• TASK PROMPT:
Keep the pictures out and restate every record exactly.

(Saved entries)

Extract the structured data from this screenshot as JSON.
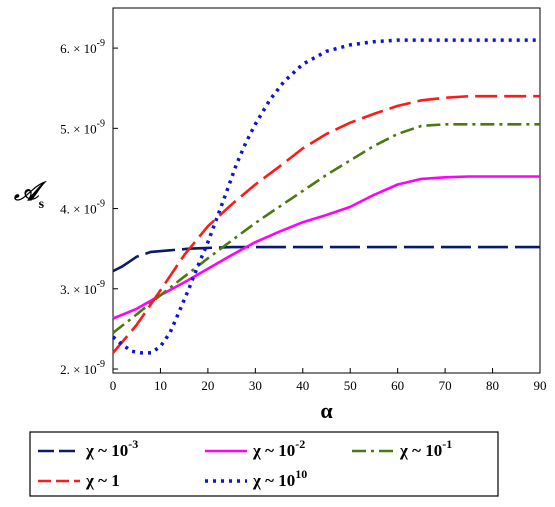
{
  "chart_data": {
    "type": "line",
    "xlabel": "α",
    "ylabel": "𝒜",
    "ylabel_sub": "s",
    "xlim": [
      0,
      90
    ],
    "ylim": [
      1.95e-09,
      6.5e-09
    ],
    "x_ticks": [
      0,
      10,
      20,
      30,
      40,
      50,
      60,
      70,
      80,
      90
    ],
    "x_tick_labels": [
      "0",
      "10",
      "20",
      "30",
      "40",
      "50",
      "60",
      "70",
      "80",
      "90"
    ],
    "y_ticks": [
      2e-09,
      3e-09,
      4e-09,
      5e-09,
      6e-09
    ],
    "y_tick_labels": [
      {
        "mantissa": "2.",
        "base": "× 10",
        "exp": "-9"
      },
      {
        "mantissa": "3.",
        "base": "× 10",
        "exp": "-9"
      },
      {
        "mantissa": "4.",
        "base": "× 10",
        "exp": "-9"
      },
      {
        "mantissa": "5.",
        "base": "× 10",
        "exp": "-9"
      },
      {
        "mantissa": "6.",
        "base": "× 10",
        "exp": "-9"
      }
    ],
    "grid": false,
    "legend_position": "bottom",
    "series": [
      {
        "name": "χ ~ 10",
        "name_exp": "-3",
        "color": "#0a1a6b",
        "dash": "long-dash",
        "x": [
          0,
          2,
          5,
          8,
          12,
          16,
          20,
          25,
          30,
          40,
          50,
          60,
          70,
          80,
          90
        ],
        "y": [
          3.22e-09,
          3.28e-09,
          3.4e-09,
          3.46e-09,
          3.48e-09,
          3.5e-09,
          3.51e-09,
          3.52e-09,
          3.52e-09,
          3.52e-09,
          3.52e-09,
          3.52e-09,
          3.52e-09,
          3.52e-09,
          3.52e-09
        ]
      },
      {
        "name": "χ ~ 10",
        "name_exp": "-2",
        "color": "#ff00ff",
        "dash": "solid",
        "x": [
          0,
          5,
          10,
          15,
          20,
          25,
          30,
          35,
          40,
          45,
          50,
          55,
          60,
          65,
          70,
          75,
          80,
          85,
          90
        ],
        "y": [
          2.63e-09,
          2.75e-09,
          2.92e-09,
          3.08e-09,
          3.25e-09,
          3.42e-09,
          3.58e-09,
          3.71e-09,
          3.83e-09,
          3.92e-09,
          4.02e-09,
          4.17e-09,
          4.3e-09,
          4.37e-09,
          4.39e-09,
          4.4e-09,
          4.4e-09,
          4.4e-09,
          4.4e-09
        ]
      },
      {
        "name": "χ ~ 10",
        "name_exp": "-1",
        "color": "#4a7a0e",
        "dash": "dash-dot",
        "x": [
          0,
          5,
          10,
          15,
          20,
          25,
          30,
          35,
          40,
          45,
          50,
          55,
          60,
          65,
          70,
          75,
          80,
          85,
          90
        ],
        "y": [
          2.45e-09,
          2.68e-09,
          2.92e-09,
          3.15e-09,
          3.38e-09,
          3.6e-09,
          3.82e-09,
          4.02e-09,
          4.22e-09,
          4.42e-09,
          4.6e-09,
          4.78e-09,
          4.93e-09,
          5.03e-09,
          5.05e-09,
          5.05e-09,
          5.05e-09,
          5.05e-09,
          5.05e-09
        ]
      },
      {
        "name": "χ ~ 1",
        "name_exp": "",
        "color": "#ff1a1a",
        "dash": "dash",
        "x": [
          0,
          5,
          10,
          15,
          20,
          25,
          30,
          35,
          40,
          45,
          50,
          55,
          60,
          65,
          70,
          75,
          80,
          85,
          90
        ],
        "y": [
          2.2e-09,
          2.55e-09,
          2.98e-09,
          3.42e-09,
          3.78e-09,
          4.05e-09,
          4.3e-09,
          4.52e-09,
          4.75e-09,
          4.93e-09,
          5.07e-09,
          5.18e-09,
          5.28e-09,
          5.35e-09,
          5.38e-09,
          5.4e-09,
          5.4e-09,
          5.4e-09,
          5.4e-09
        ]
      },
      {
        "name": "χ ~ 10",
        "name_exp": "10",
        "color": "#0b14d8",
        "dash": "dot",
        "x": [
          0,
          2,
          4,
          6,
          8,
          10,
          12,
          14,
          16,
          18,
          20,
          22,
          24,
          26,
          28,
          30,
          33,
          36,
          40,
          45,
          50,
          55,
          60,
          65,
          70,
          75,
          80,
          85,
          90
        ],
        "y": [
          2.4e-09,
          2.3e-09,
          2.22e-09,
          2.2e-09,
          2.2e-09,
          2.28e-09,
          2.45e-09,
          2.72e-09,
          3e-09,
          3.3e-09,
          3.58e-09,
          3.9e-09,
          4.22e-09,
          4.55e-09,
          4.82e-09,
          5.05e-09,
          5.35e-09,
          5.58e-09,
          5.8e-09,
          5.96e-09,
          6.04e-09,
          6.08e-09,
          6.1e-09,
          6.1e-09,
          6.1e-09,
          6.1e-09,
          6.1e-09,
          6.1e-09,
          6.1e-09
        ]
      }
    ]
  }
}
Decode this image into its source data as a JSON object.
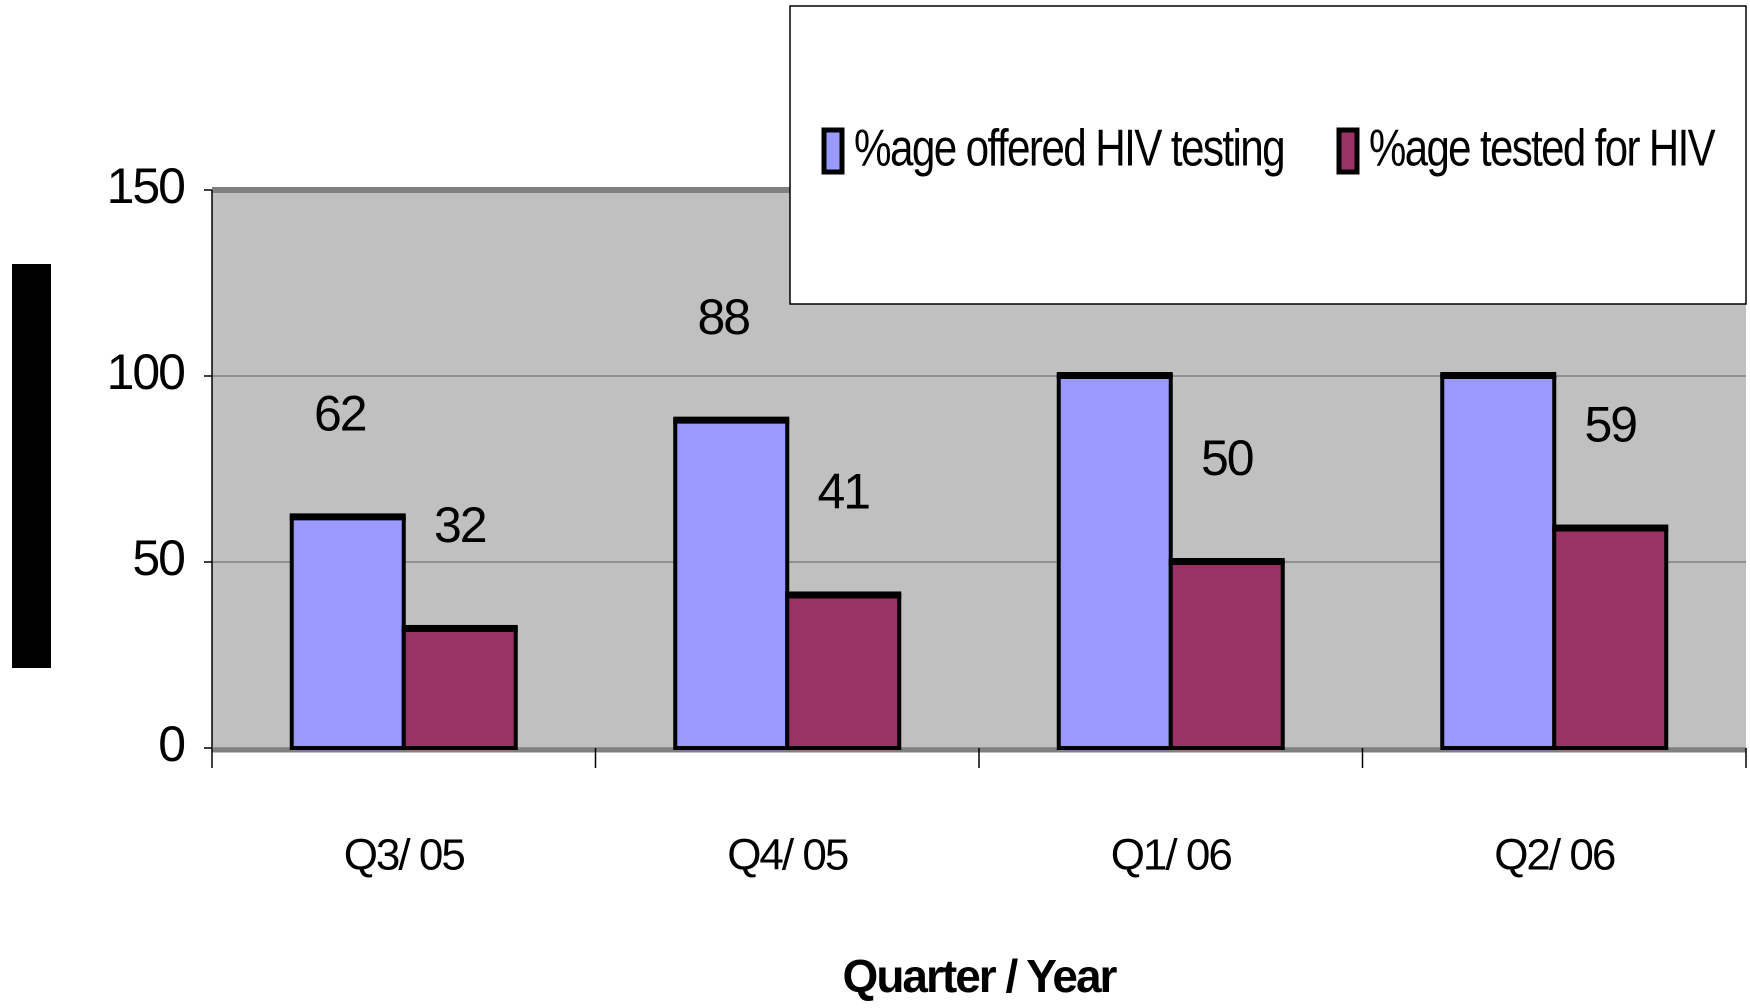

• WORKED SOLUTION:
Extract the structured data from this screenshot as JSON.
{
  "chart_data": {
    "type": "line",
    "xlabel": "α",
    "ylabel": "𝒜",
    "ylabel_sub": "s",
    "xlim": [
      0,
      90
    ],
    "ylim": [
      1.95e-09,
      6.5e-09
    ],
    "x_ticks": [
      0,
      10,
      20,
      30,
      40,
      50,
      60,
      70,
      80,
      90
    ],
    "x_tick_labels": [
      "0",
      "10",
      "20",
      "30",
      "40",
      "50",
      "60",
      "70",
      "80",
      "90"
    ],
    "y_ticks": [
      2e-09,
      3e-09,
      4e-09,
      5e-09,
      6e-09
    ],
    "y_tick_labels": [
      {
        "mantissa": "2.",
        "base": "× 10",
        "exp": "-9"
      },
      {
        "mantissa": "3.",
        "base": "× 10",
        "exp": "-9"
      },
      {
        "mantissa": "4.",
        "base": "× 10",
        "exp": "-9"
      },
      {
        "mantissa": "5.",
        "base": "× 10",
        "exp": "-9"
      },
      {
        "mantissa": "6.",
        "base": "× 10",
        "exp": "-9"
      }
    ],
    "grid": false,
    "legend_position": "bottom",
    "series": [
      {
        "name": "χ ~ 10",
        "name_exp": "-3",
        "color": "#0a1a6b",
        "dash": "long-dash",
        "x": [
          0,
          2,
          5,
          8,
          12,
          16,
          20,
          25,
          30,
          40,
          50,
          60,
          70,
          80,
          90
        ],
        "y": [
          3.22e-09,
          3.28e-09,
          3.4e-09,
          3.46e-09,
          3.48e-09,
          3.5e-09,
          3.51e-09,
          3.52e-09,
          3.52e-09,
          3.52e-09,
          3.52e-09,
          3.52e-09,
          3.52e-09,
          3.52e-09,
          3.52e-09
        ]
      },
      {
        "name": "χ ~ 10",
        "name_exp": "-2",
        "color": "#ff00ff",
        "dash": "solid",
        "x": [
          0,
          5,
          10,
          15,
          20,
          25,
          30,
          35,
          40,
          45,
          50,
          55,
          60,
          65,
          70,
          75,
          80,
          85,
          90
        ],
        "y": [
          2.63e-09,
          2.75e-09,
          2.92e-09,
          3.08e-09,
          3.25e-09,
          3.42e-09,
          3.58e-09,
          3.71e-09,
          3.83e-09,
          3.92e-09,
          4.02e-09,
          4.17e-09,
          4.3e-09,
          4.37e-09,
          4.39e-09,
          4.4e-09,
          4.4e-09,
          4.4e-09,
          4.4e-09
        ]
      },
      {
        "name": "χ ~ 10",
        "name_exp": "-1",
        "color": "#4a7a0e",
        "dash": "dash-dot",
        "x": [
          0,
          5,
          10,
          15,
          20,
          25,
          30,
          35,
          40,
          45,
          50,
          55,
          60,
          65,
          70,
          75,
          80,
          85,
          90
        ],
        "y": [
          2.45e-09,
          2.68e-09,
          2.92e-09,
          3.15e-09,
          3.38e-09,
          3.6e-09,
          3.82e-09,
          4.02e-09,
          4.22e-09,
          4.42e-09,
          4.6e-09,
          4.78e-09,
          4.93e-09,
          5.03e-09,
          5.05e-09,
          5.05e-09,
          5.05e-09,
          5.05e-09,
          5.05e-09
        ]
      },
      {
        "name": "χ ~ 1",
        "name_exp": "",
        "color": "#ff1a1a",
        "dash": "dash",
        "x": [
          0,
          5,
          10,
          15,
          20,
          25,
          30,
          35,
          40,
          45,
          50,
          55,
          60,
          65,
          70,
          75,
          80,
          85,
          90
        ],
        "y": [
          2.2e-09,
          2.55e-09,
          2.98e-09,
          3.42e-09,
          3.78e-09,
          4.05e-09,
          4.3e-09,
          4.52e-09,
          4.75e-09,
          4.93e-09,
          5.07e-09,
          5.18e-09,
          5.28e-09,
          5.35e-09,
          5.38e-09,
          5.4e-09,
          5.4e-09,
          5.4e-09,
          5.4e-09
        ]
      },
      {
        "name": "χ ~ 10",
        "name_exp": "10",
        "color": "#0b14d8",
        "dash": "dot",
        "x": [
          0,
          2,
          4,
          6,
          8,
          10,
          12,
          14,
          16,
          18,
          20,
          22,
          24,
          26,
          28,
          30,
          33,
          36,
          40,
          45,
          50,
          55,
          60,
          65,
          70,
          75,
          80,
          85,
          90
        ],
        "y": [
          2.4e-09,
          2.3e-09,
          2.22e-09,
          2.2e-09,
          2.2e-09,
          2.28e-09,
          2.45e-09,
          2.72e-09,
          3e-09,
          3.3e-09,
          3.58e-09,
          3.9e-09,
          4.22e-09,
          4.55e-09,
          4.82e-09,
          5.05e-09,
          5.35e-09,
          5.58e-09,
          5.8e-09,
          5.96e-09,
          6.04e-09,
          6.08e-09,
          6.1e-09,
          6.1e-09,
          6.1e-09,
          6.1e-09,
          6.1e-09,
          6.1e-09,
          6.1e-09
        ]
      }
    ]
  }
}
Decode this image into its source data as a JSON object.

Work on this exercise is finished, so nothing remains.